Copy out each line in the material below that has the word "icon".

+ + +

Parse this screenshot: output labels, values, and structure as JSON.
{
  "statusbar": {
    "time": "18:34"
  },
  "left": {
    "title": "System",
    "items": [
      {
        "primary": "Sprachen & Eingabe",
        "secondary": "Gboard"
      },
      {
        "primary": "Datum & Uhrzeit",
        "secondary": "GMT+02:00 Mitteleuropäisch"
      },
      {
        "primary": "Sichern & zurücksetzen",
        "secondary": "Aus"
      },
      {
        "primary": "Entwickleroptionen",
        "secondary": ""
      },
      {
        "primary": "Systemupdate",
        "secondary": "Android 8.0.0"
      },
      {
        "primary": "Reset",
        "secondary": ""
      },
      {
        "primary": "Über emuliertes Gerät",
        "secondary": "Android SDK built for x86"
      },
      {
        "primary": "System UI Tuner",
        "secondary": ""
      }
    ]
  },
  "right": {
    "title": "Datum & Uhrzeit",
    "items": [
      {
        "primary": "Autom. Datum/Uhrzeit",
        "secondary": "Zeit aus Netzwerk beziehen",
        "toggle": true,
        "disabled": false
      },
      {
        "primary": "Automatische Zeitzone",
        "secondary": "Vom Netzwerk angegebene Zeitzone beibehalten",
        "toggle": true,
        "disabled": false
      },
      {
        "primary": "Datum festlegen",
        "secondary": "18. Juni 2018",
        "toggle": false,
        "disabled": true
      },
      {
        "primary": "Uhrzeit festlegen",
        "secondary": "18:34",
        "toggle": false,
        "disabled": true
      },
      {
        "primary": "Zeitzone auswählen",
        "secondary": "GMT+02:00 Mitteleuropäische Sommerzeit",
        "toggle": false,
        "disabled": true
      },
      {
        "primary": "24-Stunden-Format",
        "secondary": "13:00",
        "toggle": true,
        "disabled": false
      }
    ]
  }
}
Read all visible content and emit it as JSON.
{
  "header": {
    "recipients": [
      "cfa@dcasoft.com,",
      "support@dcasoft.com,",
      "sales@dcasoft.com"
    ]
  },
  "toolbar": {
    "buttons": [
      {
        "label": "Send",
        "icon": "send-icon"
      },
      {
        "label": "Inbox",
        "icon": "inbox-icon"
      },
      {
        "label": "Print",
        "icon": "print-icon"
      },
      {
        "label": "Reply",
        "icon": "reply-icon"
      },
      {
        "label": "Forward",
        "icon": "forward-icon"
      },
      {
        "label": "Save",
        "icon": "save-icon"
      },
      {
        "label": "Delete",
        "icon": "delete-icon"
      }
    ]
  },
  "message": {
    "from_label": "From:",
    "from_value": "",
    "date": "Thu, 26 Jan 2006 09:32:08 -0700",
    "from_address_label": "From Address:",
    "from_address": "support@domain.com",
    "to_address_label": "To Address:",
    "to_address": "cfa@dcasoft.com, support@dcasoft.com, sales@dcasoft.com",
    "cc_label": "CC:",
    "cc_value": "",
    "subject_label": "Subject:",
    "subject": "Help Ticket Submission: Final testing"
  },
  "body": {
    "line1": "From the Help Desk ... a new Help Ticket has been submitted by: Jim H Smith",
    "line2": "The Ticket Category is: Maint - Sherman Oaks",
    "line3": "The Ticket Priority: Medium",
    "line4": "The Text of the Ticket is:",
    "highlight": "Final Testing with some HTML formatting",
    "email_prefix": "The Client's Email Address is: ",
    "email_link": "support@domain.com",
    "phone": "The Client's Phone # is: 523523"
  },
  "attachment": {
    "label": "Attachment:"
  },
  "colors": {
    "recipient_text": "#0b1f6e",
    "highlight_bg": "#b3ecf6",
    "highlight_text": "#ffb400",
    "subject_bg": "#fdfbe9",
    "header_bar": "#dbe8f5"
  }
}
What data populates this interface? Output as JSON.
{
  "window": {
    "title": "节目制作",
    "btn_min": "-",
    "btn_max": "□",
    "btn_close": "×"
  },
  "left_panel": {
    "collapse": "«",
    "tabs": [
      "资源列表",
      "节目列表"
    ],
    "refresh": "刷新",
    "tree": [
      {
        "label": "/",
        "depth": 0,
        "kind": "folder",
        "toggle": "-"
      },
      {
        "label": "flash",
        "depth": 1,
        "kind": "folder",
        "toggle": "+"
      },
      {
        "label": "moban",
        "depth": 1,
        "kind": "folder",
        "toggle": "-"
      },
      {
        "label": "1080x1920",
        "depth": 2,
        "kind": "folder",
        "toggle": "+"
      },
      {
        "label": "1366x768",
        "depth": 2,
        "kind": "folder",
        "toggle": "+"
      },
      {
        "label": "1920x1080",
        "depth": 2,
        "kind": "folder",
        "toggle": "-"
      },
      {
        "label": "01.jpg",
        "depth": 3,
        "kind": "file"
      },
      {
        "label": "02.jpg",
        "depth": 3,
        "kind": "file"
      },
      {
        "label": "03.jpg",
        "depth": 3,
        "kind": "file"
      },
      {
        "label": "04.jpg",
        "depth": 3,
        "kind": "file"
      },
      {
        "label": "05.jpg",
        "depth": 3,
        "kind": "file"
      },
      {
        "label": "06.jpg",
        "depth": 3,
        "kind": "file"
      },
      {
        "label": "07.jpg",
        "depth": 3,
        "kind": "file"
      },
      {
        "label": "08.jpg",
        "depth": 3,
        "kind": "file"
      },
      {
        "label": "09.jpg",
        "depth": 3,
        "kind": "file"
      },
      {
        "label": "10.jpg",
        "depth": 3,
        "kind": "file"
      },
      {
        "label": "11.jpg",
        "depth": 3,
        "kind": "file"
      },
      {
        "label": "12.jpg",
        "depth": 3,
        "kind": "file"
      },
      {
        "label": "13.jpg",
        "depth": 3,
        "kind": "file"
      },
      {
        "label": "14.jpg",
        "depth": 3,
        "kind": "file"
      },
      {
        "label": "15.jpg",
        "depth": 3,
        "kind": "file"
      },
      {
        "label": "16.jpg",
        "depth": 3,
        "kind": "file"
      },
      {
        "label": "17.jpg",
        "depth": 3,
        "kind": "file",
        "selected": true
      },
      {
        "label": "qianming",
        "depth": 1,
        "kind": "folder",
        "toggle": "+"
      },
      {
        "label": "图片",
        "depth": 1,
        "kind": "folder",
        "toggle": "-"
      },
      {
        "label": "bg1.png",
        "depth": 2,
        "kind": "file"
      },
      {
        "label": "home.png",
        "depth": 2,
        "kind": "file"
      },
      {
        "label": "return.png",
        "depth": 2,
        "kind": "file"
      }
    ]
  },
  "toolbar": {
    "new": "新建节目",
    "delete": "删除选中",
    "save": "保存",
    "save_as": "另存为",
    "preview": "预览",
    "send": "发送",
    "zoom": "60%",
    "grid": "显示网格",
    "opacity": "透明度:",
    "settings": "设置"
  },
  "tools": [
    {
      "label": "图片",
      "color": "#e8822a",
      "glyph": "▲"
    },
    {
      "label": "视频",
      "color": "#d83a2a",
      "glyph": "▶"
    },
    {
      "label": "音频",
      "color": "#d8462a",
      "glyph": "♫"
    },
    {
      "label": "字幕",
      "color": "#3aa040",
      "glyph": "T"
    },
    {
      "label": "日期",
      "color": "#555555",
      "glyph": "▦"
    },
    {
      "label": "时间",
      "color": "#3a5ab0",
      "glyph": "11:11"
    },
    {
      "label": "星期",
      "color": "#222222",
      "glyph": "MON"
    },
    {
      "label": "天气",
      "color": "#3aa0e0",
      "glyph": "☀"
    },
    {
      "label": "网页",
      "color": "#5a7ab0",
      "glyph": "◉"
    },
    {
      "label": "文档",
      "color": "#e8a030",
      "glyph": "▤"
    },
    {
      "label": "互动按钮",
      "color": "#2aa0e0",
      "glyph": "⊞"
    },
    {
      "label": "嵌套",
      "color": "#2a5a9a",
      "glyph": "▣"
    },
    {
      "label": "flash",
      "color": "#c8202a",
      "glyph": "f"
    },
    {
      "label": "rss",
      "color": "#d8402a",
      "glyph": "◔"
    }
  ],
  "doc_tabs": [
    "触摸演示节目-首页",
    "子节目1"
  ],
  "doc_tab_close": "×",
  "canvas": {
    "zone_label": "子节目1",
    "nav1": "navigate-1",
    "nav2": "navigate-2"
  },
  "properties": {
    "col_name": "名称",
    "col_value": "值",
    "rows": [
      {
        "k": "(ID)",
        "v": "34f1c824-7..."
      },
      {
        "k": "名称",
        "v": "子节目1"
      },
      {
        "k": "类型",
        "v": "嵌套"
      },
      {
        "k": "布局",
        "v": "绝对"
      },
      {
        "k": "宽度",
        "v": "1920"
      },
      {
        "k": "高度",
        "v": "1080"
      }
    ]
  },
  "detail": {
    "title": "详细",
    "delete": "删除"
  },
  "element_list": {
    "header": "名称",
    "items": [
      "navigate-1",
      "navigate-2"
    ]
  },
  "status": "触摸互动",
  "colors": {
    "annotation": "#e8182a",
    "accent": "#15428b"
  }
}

+ + +

■ Task solution:
        "icon": "send-icon"
        "icon": "inbox-icon"
        "icon": "print-icon"
        "icon": "reply-icon"
        "icon": "forward-icon"
        "icon": "save-icon"
        "icon": "delete-icon"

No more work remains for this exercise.